WHAT YOU ARE ASKED TO DO —
Transcribe the records below in full; pictures stay out of the copy.

━━━━━━━━━━

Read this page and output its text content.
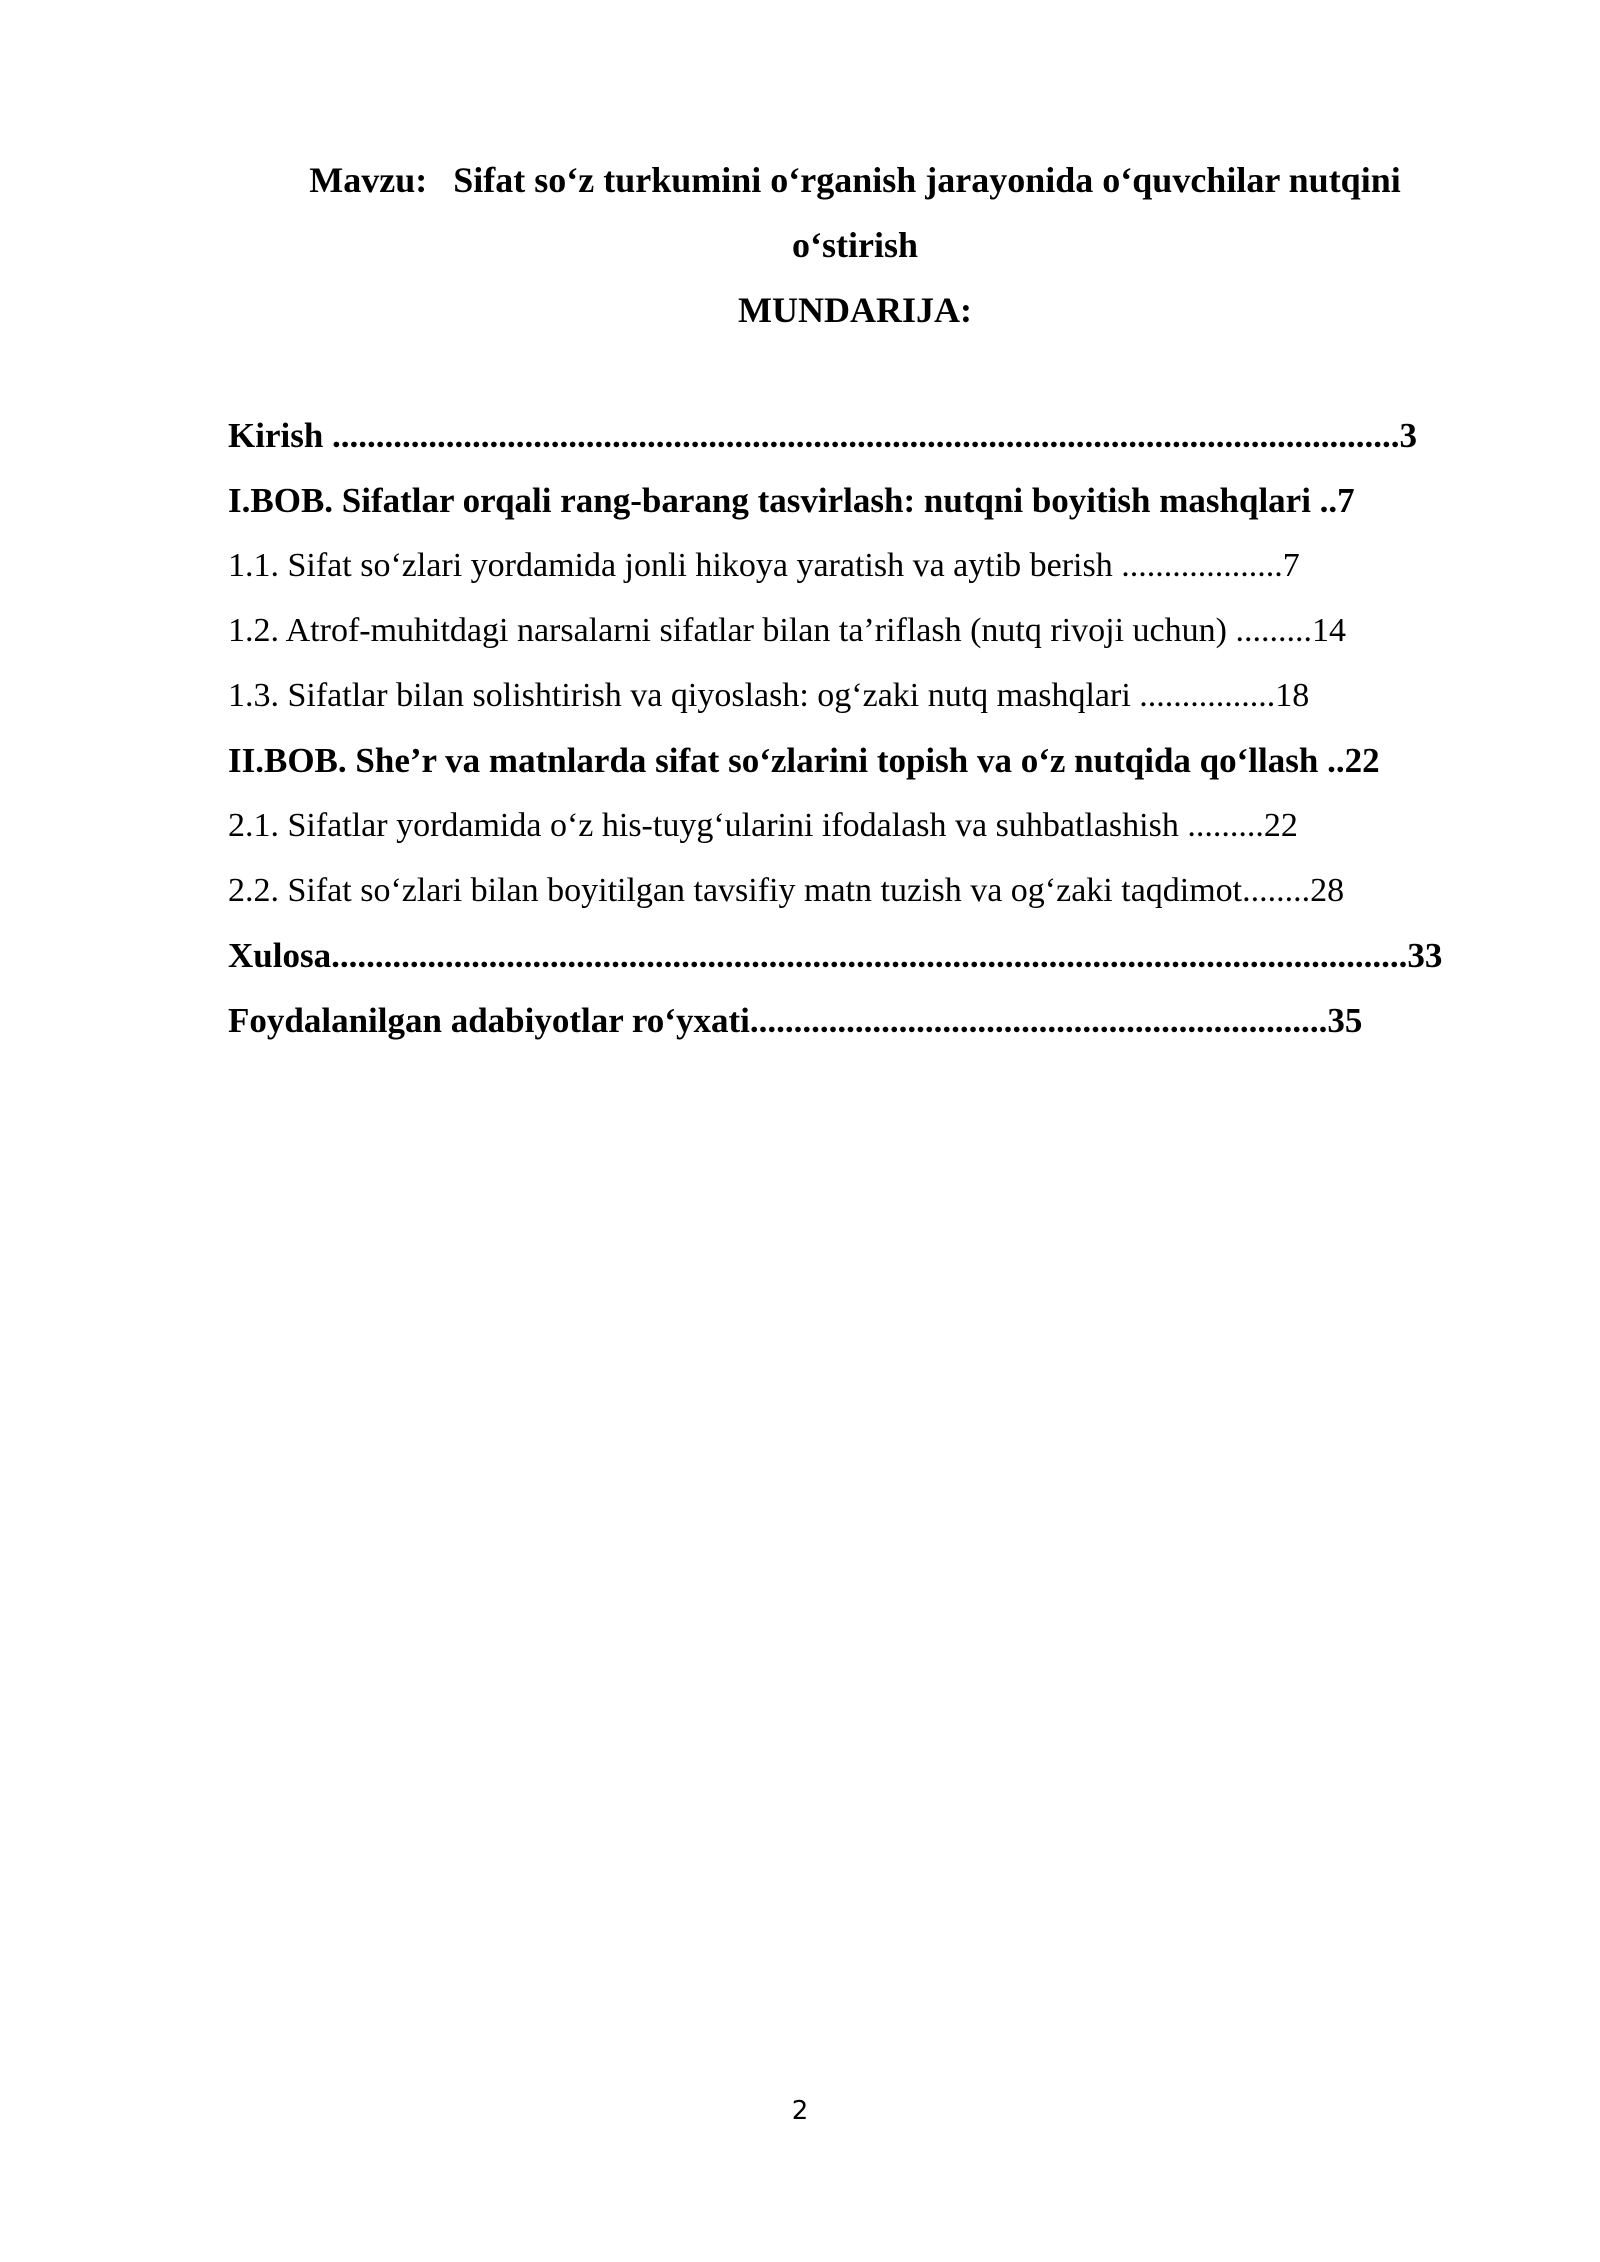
Mavzu: Sifat so‘z turkumini o‘rganish jarayonida o‘quvchilar nutqini
o‘stirish
MUNDARIJA:
Kirish ..........................................................................................................................3
I.BOB. Sifatlar orqali rang-barang tasvirlash: nutqni boyitish mashqlari ..7
1.1. Sifat so‘zlari yordamida jonli hikoya yaratish va aytib berish ...................7
1.2. Atrof-muhitdagi narsalarni sifatlar bilan ta’riflash (nutq rivoji uchun) .........14
1.3. Sifatlar bilan solishtirish va qiyoslash: og‘zaki nutq mashqlari ................18
II.BOB. She’r va matnlarda sifat so‘zlarini topish va o‘z nutqida qo‘llash ..22
2.1. Sifatlar yordamida o‘z his-tuyg‘ularini ifodalash va suhbatlashish .........22
2.2. Sifat so‘zlari bilan boyitilgan tavsifiy matn tuzish va og‘zaki taqdimot........28
Xulosa...........................................................................................................................33
Foydalanilgan adabiyotlar ro‘yxati..................................................................35
2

━━━━━━━━━━

WRITTEN RESPONSE —
Read this page and output its text content.
Mavzu: Sifat so‘z turkumini o‘rganish jarayonida o‘quvchilar nutqini
o‘stirish
MUNDARIJA:
Kirish ..........................................................................................................................3
I.BOB. Sifatlar orqali rang-barang tasvirlash: nutqni boyitish mashqlari ..7
1.1. Sifat so‘zlari yordamida jonli hikoya yaratish va aytib berish ...................7
1.2. Atrof-muhitdagi narsalarni sifatlar bilan ta’riflash (nutq rivoji uchun) .........14
1.3. Sifatlar bilan solishtirish va qiyoslash: og‘zaki nutq mashqlari ................18
II.BOB. She’r va matnlarda sifat so‘zlarini topish va o‘z nutqida qo‘llash ..22
2.1. Sifatlar yordamida o‘z his-tuyg‘ularini ifodalash va suhbatlashish .........22
2.2. Sifat so‘zlari bilan boyitilgan tavsifiy matn tuzish va og‘zaki taqdimot........28
Xulosa...........................................................................................................................33
Foydalanilgan adabiyotlar ro‘yxati..................................................................35
2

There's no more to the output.